> _STATED TASK_
Gather, from the listing beneath this task, every line holding the string "Хост".

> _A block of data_
►
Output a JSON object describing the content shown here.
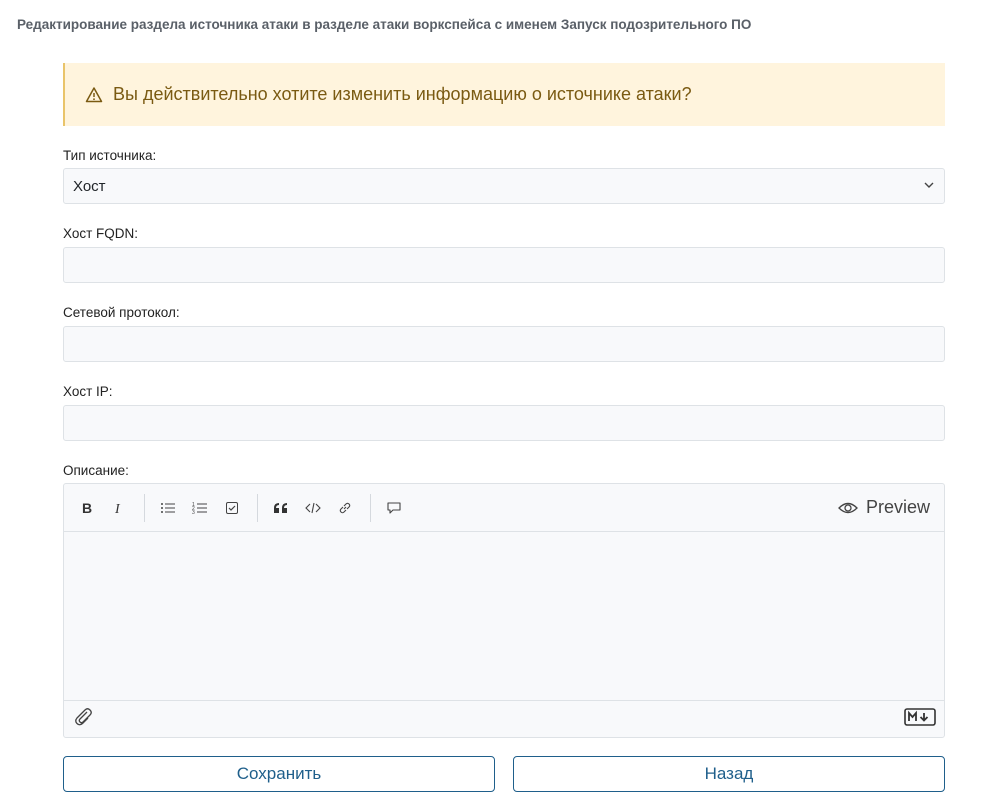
{
  "page": {
    "title": "Редактирование раздела источника атаки в разделе атаки воркспейса с именем Запуск подозрительного ПО"
  },
  "alert": {
    "icon": "warning-triangle-icon",
    "text": "Вы действительно хотите изменить информацию о источнике атаки?",
    "colors": {
      "background": "#fff4dd",
      "border": "#e9c46a",
      "text": "#7a5a12"
    }
  },
  "form": {
    "source_type": {
      "label": "Тип источника:",
      "value": "Хост"
    },
    "host_fqdn": {
      "label": "Хост FQDN:",
      "value": "",
      "placeholder": ""
    },
    "network_protocol": {
      "label": "Сетевой протокол:",
      "value": "",
      "placeholder": ""
    },
    "host_ip": {
      "label": "Хост IP:",
      "value": "",
      "placeholder": ""
    },
    "description": {
      "label": "Описание:",
      "toolbar": [
        "bold-icon",
        "italic-icon",
        "unordered-list-icon",
        "ordered-list-icon",
        "task-list-icon",
        "quote-icon",
        "code-icon",
        "link-icon",
        "comment-icon"
      ],
      "preview_label": "Preview",
      "value": ""
    }
  },
  "buttons": {
    "save": "Сохранить",
    "back": "Назад"
  },
  "colors": {
    "accent": "#1f5f8b"
  }
}
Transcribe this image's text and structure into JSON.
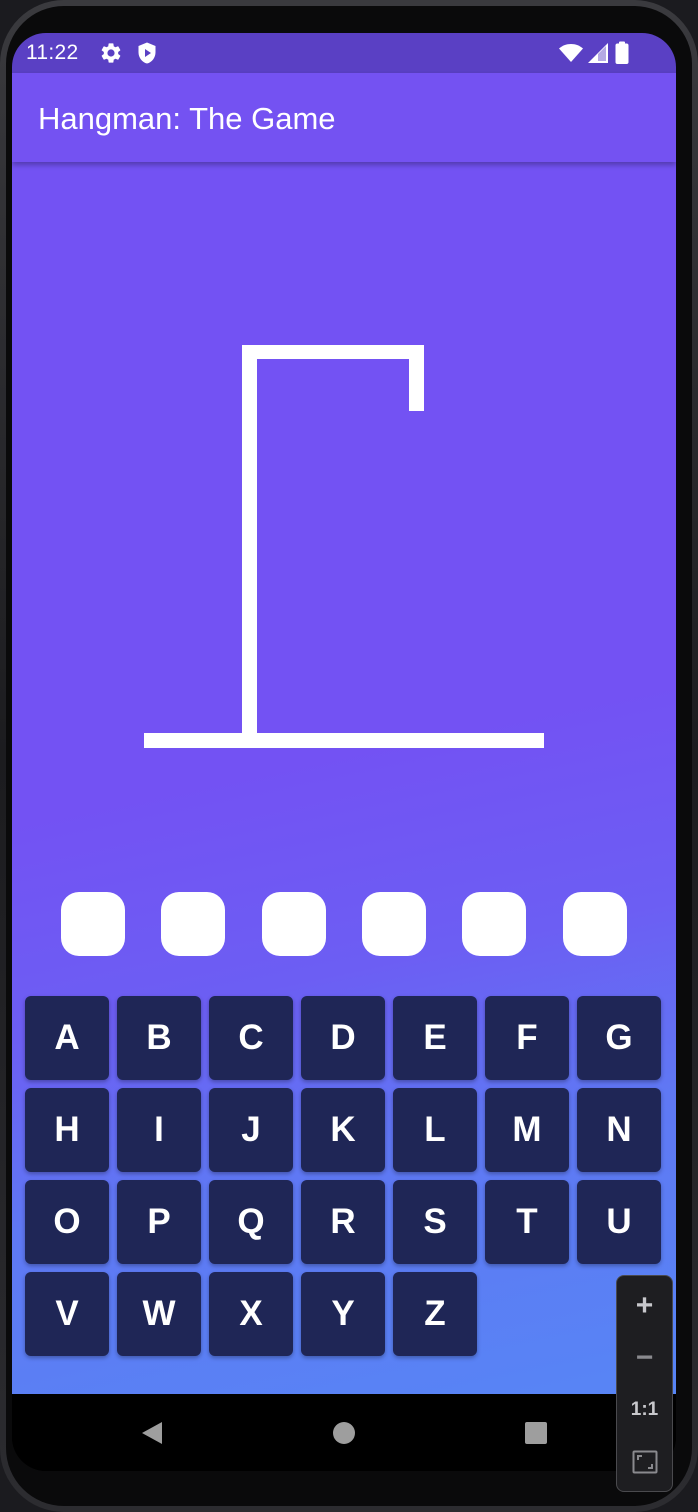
{
  "status_bar": {
    "time": "11:22",
    "left_icons": [
      "gear-icon",
      "shield-play-icon"
    ],
    "right_icons": [
      "wifi-icon",
      "signal-icon",
      "battery-icon"
    ],
    "background": "#5a40c4"
  },
  "app_bar": {
    "title": "Hangman: The Game",
    "background": "#7452f2"
  },
  "game": {
    "word_slot_count": 6,
    "revealed_letters": [
      "",
      "",
      "",
      "",
      "",
      ""
    ],
    "wrong_guesses": 0,
    "background_top": "#7352f3",
    "background_bottom": "#5785f5",
    "gallows_color": "#ffffff"
  },
  "keyboard": {
    "keys": [
      "A",
      "B",
      "C",
      "D",
      "E",
      "F",
      "G",
      "H",
      "I",
      "J",
      "K",
      "L",
      "M",
      "N",
      "O",
      "P",
      "Q",
      "R",
      "S",
      "T",
      "U",
      "V",
      "W",
      "X",
      "Y",
      "Z"
    ],
    "key_background": "#1f2656",
    "key_text_color": "#ffffff"
  },
  "navigation_bar": {
    "buttons": [
      "back-icon",
      "home-icon",
      "recents-icon"
    ]
  },
  "emulator_zoom_controls": {
    "zoom_in": "+",
    "zoom_out": "−",
    "actual_size": "1:1",
    "fit_icon": "fit-screen-icon"
  }
}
◄
> _EXERCISE RESULT_
      "value": "Хост"
      "label": "Хост FQDN:",
      "label": "Хост IP:",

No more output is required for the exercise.